==== GIVEN RECORDS
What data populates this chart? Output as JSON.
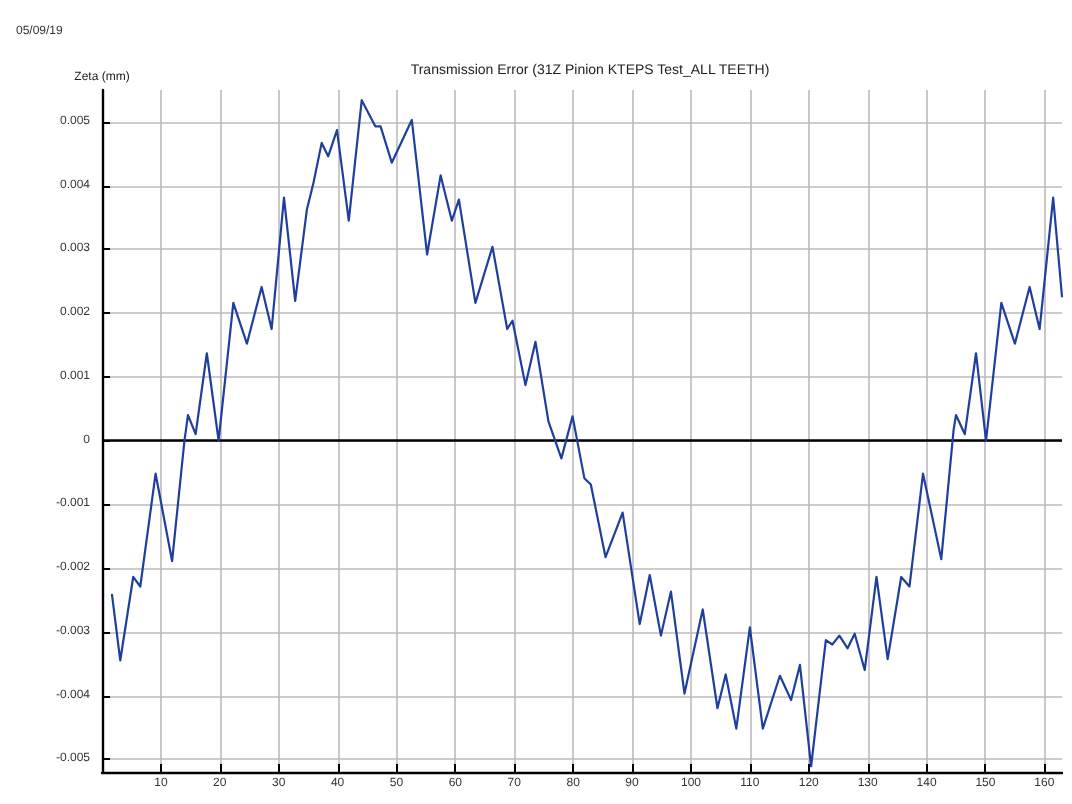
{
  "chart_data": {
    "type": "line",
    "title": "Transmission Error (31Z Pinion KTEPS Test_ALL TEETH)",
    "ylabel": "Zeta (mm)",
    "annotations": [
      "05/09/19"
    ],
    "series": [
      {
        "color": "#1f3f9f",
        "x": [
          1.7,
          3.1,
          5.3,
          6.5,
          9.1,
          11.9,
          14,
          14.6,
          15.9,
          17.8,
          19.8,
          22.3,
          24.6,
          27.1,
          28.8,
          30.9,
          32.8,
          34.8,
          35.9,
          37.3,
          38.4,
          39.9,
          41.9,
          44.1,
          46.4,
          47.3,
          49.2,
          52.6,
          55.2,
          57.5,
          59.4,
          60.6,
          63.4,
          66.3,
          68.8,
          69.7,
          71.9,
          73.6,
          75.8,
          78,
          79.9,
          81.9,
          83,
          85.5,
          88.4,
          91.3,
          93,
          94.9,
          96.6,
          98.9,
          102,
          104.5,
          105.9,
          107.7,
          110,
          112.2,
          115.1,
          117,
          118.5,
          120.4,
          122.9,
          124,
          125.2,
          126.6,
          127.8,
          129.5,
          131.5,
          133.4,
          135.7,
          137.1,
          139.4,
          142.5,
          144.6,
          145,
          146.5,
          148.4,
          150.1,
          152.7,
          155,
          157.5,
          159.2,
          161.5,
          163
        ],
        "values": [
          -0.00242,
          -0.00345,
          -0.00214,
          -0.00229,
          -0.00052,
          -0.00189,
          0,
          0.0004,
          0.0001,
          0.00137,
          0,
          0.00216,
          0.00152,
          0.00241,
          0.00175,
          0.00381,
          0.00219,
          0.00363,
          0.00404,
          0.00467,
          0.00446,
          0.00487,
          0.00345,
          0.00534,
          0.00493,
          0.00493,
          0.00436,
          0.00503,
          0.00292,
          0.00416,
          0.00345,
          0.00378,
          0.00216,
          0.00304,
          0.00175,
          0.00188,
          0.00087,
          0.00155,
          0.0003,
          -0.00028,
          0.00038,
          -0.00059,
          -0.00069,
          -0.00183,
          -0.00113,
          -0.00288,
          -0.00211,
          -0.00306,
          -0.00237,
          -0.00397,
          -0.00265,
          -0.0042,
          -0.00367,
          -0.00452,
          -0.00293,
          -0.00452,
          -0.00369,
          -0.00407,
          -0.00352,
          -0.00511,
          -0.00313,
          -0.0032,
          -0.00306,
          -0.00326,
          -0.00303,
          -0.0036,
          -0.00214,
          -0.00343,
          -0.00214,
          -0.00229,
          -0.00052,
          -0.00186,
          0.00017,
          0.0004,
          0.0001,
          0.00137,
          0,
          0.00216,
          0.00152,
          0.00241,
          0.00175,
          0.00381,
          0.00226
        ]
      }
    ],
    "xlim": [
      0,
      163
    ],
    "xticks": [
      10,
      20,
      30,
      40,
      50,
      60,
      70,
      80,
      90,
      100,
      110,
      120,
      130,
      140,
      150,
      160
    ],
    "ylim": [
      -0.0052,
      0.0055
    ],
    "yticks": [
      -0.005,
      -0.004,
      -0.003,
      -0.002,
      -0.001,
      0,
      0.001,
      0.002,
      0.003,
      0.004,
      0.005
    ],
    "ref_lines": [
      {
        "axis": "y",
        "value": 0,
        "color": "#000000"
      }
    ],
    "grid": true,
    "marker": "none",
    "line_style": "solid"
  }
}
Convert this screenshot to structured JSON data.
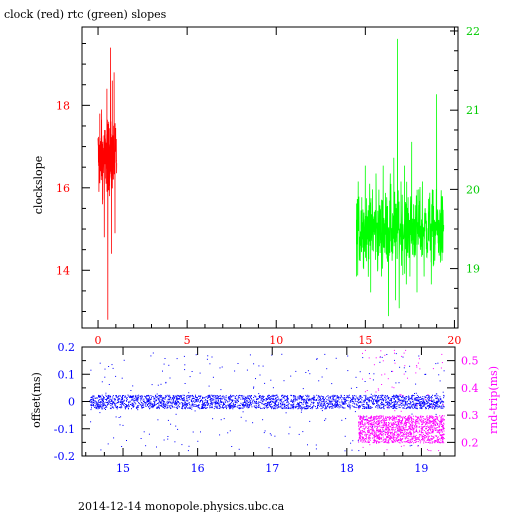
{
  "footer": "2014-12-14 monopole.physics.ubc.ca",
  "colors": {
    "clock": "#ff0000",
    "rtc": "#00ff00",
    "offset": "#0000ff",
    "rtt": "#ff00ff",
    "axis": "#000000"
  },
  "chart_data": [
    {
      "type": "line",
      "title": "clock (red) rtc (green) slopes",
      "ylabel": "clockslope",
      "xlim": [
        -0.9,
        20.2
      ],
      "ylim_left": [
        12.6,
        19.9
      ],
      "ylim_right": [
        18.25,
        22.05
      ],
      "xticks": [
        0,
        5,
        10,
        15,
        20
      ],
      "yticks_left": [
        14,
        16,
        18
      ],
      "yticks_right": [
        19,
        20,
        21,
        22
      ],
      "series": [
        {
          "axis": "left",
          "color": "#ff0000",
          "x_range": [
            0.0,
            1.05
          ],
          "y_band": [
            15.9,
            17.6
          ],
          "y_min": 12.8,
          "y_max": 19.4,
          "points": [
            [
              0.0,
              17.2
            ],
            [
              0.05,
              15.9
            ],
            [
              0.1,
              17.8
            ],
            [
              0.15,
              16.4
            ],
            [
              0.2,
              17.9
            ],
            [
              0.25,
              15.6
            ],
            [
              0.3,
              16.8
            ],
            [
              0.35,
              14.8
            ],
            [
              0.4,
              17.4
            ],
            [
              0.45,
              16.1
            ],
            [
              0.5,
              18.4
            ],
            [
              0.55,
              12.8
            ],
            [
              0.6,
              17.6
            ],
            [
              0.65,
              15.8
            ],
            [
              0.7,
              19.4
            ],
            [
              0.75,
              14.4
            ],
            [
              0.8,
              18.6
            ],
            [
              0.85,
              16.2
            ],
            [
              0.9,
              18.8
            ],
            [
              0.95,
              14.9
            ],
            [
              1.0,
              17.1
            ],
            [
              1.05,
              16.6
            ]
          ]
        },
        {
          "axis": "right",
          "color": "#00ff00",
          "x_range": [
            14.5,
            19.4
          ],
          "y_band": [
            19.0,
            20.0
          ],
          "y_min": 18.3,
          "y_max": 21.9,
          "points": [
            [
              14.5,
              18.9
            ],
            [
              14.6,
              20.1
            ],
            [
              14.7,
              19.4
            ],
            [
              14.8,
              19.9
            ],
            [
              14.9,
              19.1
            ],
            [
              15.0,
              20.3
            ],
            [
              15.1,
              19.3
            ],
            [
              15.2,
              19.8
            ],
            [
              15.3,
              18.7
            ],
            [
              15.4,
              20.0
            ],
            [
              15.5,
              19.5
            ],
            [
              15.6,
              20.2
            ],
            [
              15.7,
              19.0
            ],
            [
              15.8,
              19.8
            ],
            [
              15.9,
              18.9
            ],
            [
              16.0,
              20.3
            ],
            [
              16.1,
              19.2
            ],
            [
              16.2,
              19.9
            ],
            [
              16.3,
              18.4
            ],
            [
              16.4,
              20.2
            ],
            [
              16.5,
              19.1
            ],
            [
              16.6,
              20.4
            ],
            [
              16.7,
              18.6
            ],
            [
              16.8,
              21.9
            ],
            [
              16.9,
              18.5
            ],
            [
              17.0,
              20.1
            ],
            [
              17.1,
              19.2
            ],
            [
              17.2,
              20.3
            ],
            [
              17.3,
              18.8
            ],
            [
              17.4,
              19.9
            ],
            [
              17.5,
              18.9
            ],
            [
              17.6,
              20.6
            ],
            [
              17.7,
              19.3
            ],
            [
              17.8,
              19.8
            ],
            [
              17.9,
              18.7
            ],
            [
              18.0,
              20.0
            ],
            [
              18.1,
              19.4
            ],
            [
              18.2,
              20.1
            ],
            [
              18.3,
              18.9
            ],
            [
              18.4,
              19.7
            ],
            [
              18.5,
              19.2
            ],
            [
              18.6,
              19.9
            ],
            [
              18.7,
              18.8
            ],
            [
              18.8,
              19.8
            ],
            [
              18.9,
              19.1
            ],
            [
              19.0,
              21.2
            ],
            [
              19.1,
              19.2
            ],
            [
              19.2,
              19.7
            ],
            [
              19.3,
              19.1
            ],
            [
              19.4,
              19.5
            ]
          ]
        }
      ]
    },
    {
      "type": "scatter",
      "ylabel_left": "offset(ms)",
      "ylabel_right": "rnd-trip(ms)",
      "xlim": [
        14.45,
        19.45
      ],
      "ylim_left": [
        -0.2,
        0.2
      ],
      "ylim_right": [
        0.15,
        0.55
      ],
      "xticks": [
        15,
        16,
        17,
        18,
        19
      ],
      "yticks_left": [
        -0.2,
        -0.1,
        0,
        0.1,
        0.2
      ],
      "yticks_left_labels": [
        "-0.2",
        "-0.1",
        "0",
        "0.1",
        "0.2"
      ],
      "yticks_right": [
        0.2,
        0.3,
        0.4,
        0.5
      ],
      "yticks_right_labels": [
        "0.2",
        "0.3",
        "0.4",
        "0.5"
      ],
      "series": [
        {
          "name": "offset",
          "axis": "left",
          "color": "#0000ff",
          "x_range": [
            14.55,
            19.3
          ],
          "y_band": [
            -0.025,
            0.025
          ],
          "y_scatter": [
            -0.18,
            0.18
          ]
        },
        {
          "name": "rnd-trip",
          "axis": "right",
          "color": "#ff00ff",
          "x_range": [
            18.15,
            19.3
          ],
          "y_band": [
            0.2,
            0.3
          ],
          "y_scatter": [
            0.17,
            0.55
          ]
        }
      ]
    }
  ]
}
========
• [EXERCISE]
Filter the records down to the lines that contain the string "offset", and copy those lines.

• [SOLVED EXERCISE]
    "offset": "#0000ff",
      "ylabel_left": "offset(ms)",
          "name": "offset",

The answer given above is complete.